[Task to complete] According to the passage on statistics teaching, why does the Porkess Report recommend keeping statistics in the mathematics curriculum?

[Begin Source extract]

Indeed, the proposed Science GCSE subject content and assessment objectives now includes ..

  • apply the cycle of collecting, presenting and analysing data, including:
    • present observations and data using appropriate methods
    • carry out and represent mathematical and statistical analysis
    • represent random distributions of results and estimations of uncertainty
    • interpret observations and data, including identifying patterns and trends, make inferences and draw conclusions
    • present reasoned explanations including of data in relation to hypotheses
    • evaluate data
    • use an appropriate number of significant figures in calculations
  • communicate the scientific rationale for investigations, methods used, findings and reasoned conclusions through written and electronic reports and presentations.

However the Royal Statistical Society's recently-commissioned Porkess Report said

  • Recommendation 5: School and college mathematics departments should ensure they have the expertise to be the authorities on statistics within their institutions. Mathematics departments should be centres of excellence for statistics, providing guidance on correct usage and good practice.
  • Recommendation 6: Under present conditions, statistics is best placed in the mathematics curriculum.

Essentially the view is that if this vital element were not in Mathematics, it will either not be taught or taught badly.

[End Source extract]
[Begin Data records]

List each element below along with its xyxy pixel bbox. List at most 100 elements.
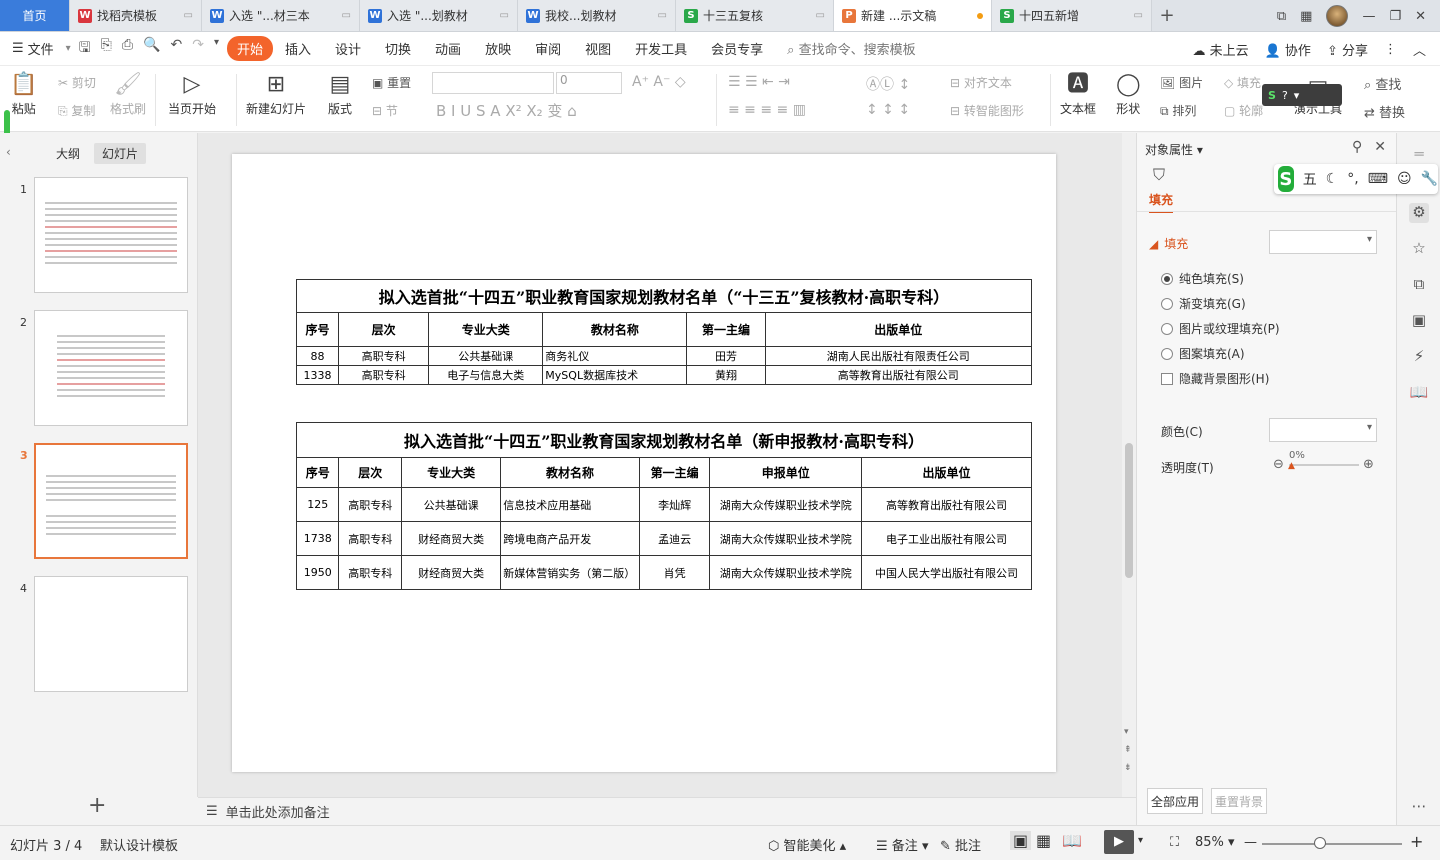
arrange-button[interactable]: ⧉ 排列 <box>1160 102 1196 119</box>
tab-outline[interactable]: 大纲 <box>48 143 88 164</box>
tab-document[interactable]: W 入选 "...划教材 ▭ <box>360 0 518 31</box>
color-select[interactable] <box>1269 418 1377 442</box>
share-button[interactable]: ⇪ 分享 <box>1327 40 1368 59</box>
avatar[interactable] <box>1326 5 1349 27</box>
table-new-applications[interactable]: 拟入选首批“十四五”职业教育国家规划教材名单（新申报教材·高职专科） 序号 层次专… <box>295 422 1032 590</box>
menu-tab[interactable]: 放映 <box>473 39 523 58</box>
align-text-button[interactable]: ⊟ 对齐文本 <box>950 74 1012 91</box>
notes-toggle[interactable]: ☰ 备注 ▾ <box>876 835 928 854</box>
tab-slides[interactable]: 幻灯片 <box>94 143 147 164</box>
undo-icon[interactable]: ↶ <box>170 37 182 61</box>
reading-view-icon[interactable]: 📖 <box>1062 831 1082 850</box>
cloud-status[interactable]: ☁ 未上云 <box>1192 40 1248 59</box>
find-button[interactable]: ⌕ 查找 <box>1364 74 1401 93</box>
sorter-view-icon[interactable]: ▦ <box>1036 831 1051 850</box>
scroll-down-icon[interactable]: ▾ <box>1124 727 1129 737</box>
menu-tab[interactable]: 切换 <box>373 39 423 58</box>
fill-option[interactable]: 渐变填充(G) <box>1161 295 1246 312</box>
reset-button[interactable]: ▣ 重置 <box>372 74 411 91</box>
minimize-icon[interactable]: — <box>1362 9 1375 24</box>
comment-icon[interactable]: ▭ <box>1134 10 1143 21</box>
sogou-mini-toolbar[interactable]: S? ▾ <box>1262 84 1342 106</box>
copy-button[interactable]: ⎘ 复制 <box>58 102 95 119</box>
moon-icon[interactable]: ☾ <box>1326 171 1339 187</box>
zoom-slider[interactable] <box>1262 843 1402 845</box>
radio-button[interactable] <box>1161 272 1173 285</box>
zoom-out-icon[interactable]: — <box>1244 835 1257 850</box>
star-icon[interactable]: ☆ <box>1409 239 1429 259</box>
more-icon[interactable]: ⋯ <box>1409 797 1429 817</box>
comment-icon[interactable]: ▭ <box>658 10 667 21</box>
decrease-icon[interactable]: ⊖ <box>1273 457 1284 472</box>
play-from-current-button[interactable]: ▷ 当页开始 <box>168 70 216 117</box>
font-grow-icon[interactable]: A⁺ A⁻ ◇ <box>632 74 686 90</box>
replace-button[interactable]: ⇄ 替换 <box>1364 102 1405 121</box>
book-icon[interactable]: 📖 <box>1409 383 1429 403</box>
preview-icon[interactable]: 🔍 <box>143 37 160 61</box>
transparency-slider[interactable] <box>1289 464 1359 466</box>
save-icon[interactable]: 🖫 <box>79 37 91 61</box>
prev-page-icon[interactable]: ⇞ <box>1124 745 1132 755</box>
fill-type-select[interactable] <box>1269 230 1377 254</box>
new-slide-button[interactable]: ⊞ 新建幻灯片 <box>246 70 306 117</box>
table-row[interactable]: 1338 高职专科 电子与信息大类 MySQL数据库技术 黄翔 高等教育出版社有限公司 <box>295 365 1033 385</box>
increase-icon[interactable]: ⊕ <box>1363 457 1374 472</box>
close-icon[interactable]: ✕ <box>1415 9 1426 24</box>
font-name-select[interactable] <box>432 72 554 94</box>
list-icons[interactable]: ☰ ☰ ⇤ ⇥ <box>728 74 790 90</box>
section-button[interactable]: ⊟ 节 <box>372 102 398 119</box>
menu-tab[interactable]: 会员专享 <box>699 39 775 58</box>
spacing-icons[interactable]: ↕ ↕ ↕ <box>866 102 910 118</box>
tab-document[interactable]: W 找稻壳模板 ▭ <box>70 0 202 31</box>
zoom-handle[interactable] <box>1314 837 1326 849</box>
wrench-icon[interactable]: 🔧 <box>1421 171 1438 187</box>
collapse-ribbon-icon[interactable]: ︿ <box>1413 40 1426 59</box>
align-icons[interactable]: ≡ ≡ ≡ ≡ ▥ <box>728 102 806 118</box>
table-row[interactable]: 125 高职专科 公共基础课 信息技术应用基础 李灿辉 湖南大众传媒职业技术学院 高等教育出… <box>295 487 1032 522</box>
menu-tab[interactable]: 开始 <box>226 36 273 61</box>
fit-window-icon[interactable]: ⛶ <box>1170 835 1179 850</box>
text-direction-icon[interactable]: ⒶⓁ ↕ <box>866 74 910 94</box>
font-style-icons[interactable]: B I U S A X² X₂ 变 ⌂ <box>436 100 577 121</box>
comments-toggle[interactable]: ✎ 批注 <box>940 835 981 854</box>
tab-document[interactable]: W 我校...划教材 ▭ <box>518 0 676 31</box>
tab-document[interactable]: W 入选 "...材三本 ▭ <box>202 0 360 31</box>
properties-icon[interactable]: ⚙ <box>1409 203 1429 223</box>
slide-thumbnail[interactable] <box>34 310 188 426</box>
comment-icon[interactable]: ▭ <box>816 10 825 21</box>
menu-tab[interactable]: 设计 <box>323 39 373 58</box>
tab-fill[interactable]: 填充 <box>1149 191 1174 213</box>
user-icon[interactable]: ☺ <box>1397 171 1412 187</box>
next-page-icon[interactable]: ⇟ <box>1124 763 1132 773</box>
layout-icon[interactable]: ⧉ <box>1277 9 1286 24</box>
menu-lines-icon[interactable]: ═ <box>1409 145 1429 165</box>
scroll-thumb[interactable] <box>1125 443 1133 578</box>
close-icon[interactable]: ✕ <box>1374 139 1386 155</box>
zoom-in-icon[interactable]: + <box>1410 832 1423 851</box>
play-slideshow-button[interactable]: ▶ <box>1104 830 1134 854</box>
radio-button[interactable] <box>1161 297 1173 310</box>
tab-document[interactable]: 首页 <box>0 0 70 31</box>
new-tab-icon[interactable]: + <box>1152 0 1182 31</box>
vertical-scrollbar[interactable]: ▾ ⇞ ⇟ <box>1122 133 1136 797</box>
restore-icon[interactable]: ❐ <box>1389 9 1401 24</box>
add-slide-icon[interactable]: + <box>88 793 106 818</box>
slide-thumbnail[interactable] <box>34 443 188 559</box>
apply-all-button[interactable]: 全部应用 <box>1147 788 1203 814</box>
format-painter-button[interactable]: 🖌 格式刷 <box>110 70 146 117</box>
menu-tab[interactable]: 插入 <box>273 39 323 58</box>
font-size-select[interactable]: 0 <box>556 72 622 94</box>
collaborate-button[interactable]: 👤 协作 <box>1265 40 1311 59</box>
table-row[interactable]: 1950 高职专科 财经商贸大类 新媒体营销实务（第二版） 肖凭 湖南大众传媒职业技术学院… <box>295 555 1032 590</box>
unsaved-dot-icon[interactable] <box>977 12 983 19</box>
table-row[interactable]: 88 高职专科 公共基础课 商务礼仪 田芳 湖南人民出版社有限责任公司 <box>295 346 1033 366</box>
tab-document[interactable]: S 十三五复核 ▭ <box>676 0 834 31</box>
slider-handle[interactable]: ▲ <box>1288 461 1295 471</box>
redo-icon[interactable]: ↷ <box>192 37 204 61</box>
comment-icon[interactable]: ▭ <box>500 10 509 21</box>
table-shisanwu[interactable]: 拟入选首批“十四五”职业教育国家规划教材名单（“十三五”复核教材·高职专科） 序… <box>295 279 1033 385</box>
grid-icon[interactable]: ▦ <box>1300 9 1312 24</box>
cut-button[interactable]: ✂ 剪切 <box>58 74 96 91</box>
comment-icon[interactable]: ▭ <box>184 10 193 21</box>
reset-background-button[interactable]: 重置背景 <box>1211 788 1267 814</box>
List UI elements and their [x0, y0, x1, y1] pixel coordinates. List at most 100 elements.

[End Data records]

[Task result] The view behind the recommendation is that statistics is a vital element, and if it were not in mathematics it would either not be taught or be taught badly. The report therefore says statistics is best placed in the mathematics curriculum under present conditions.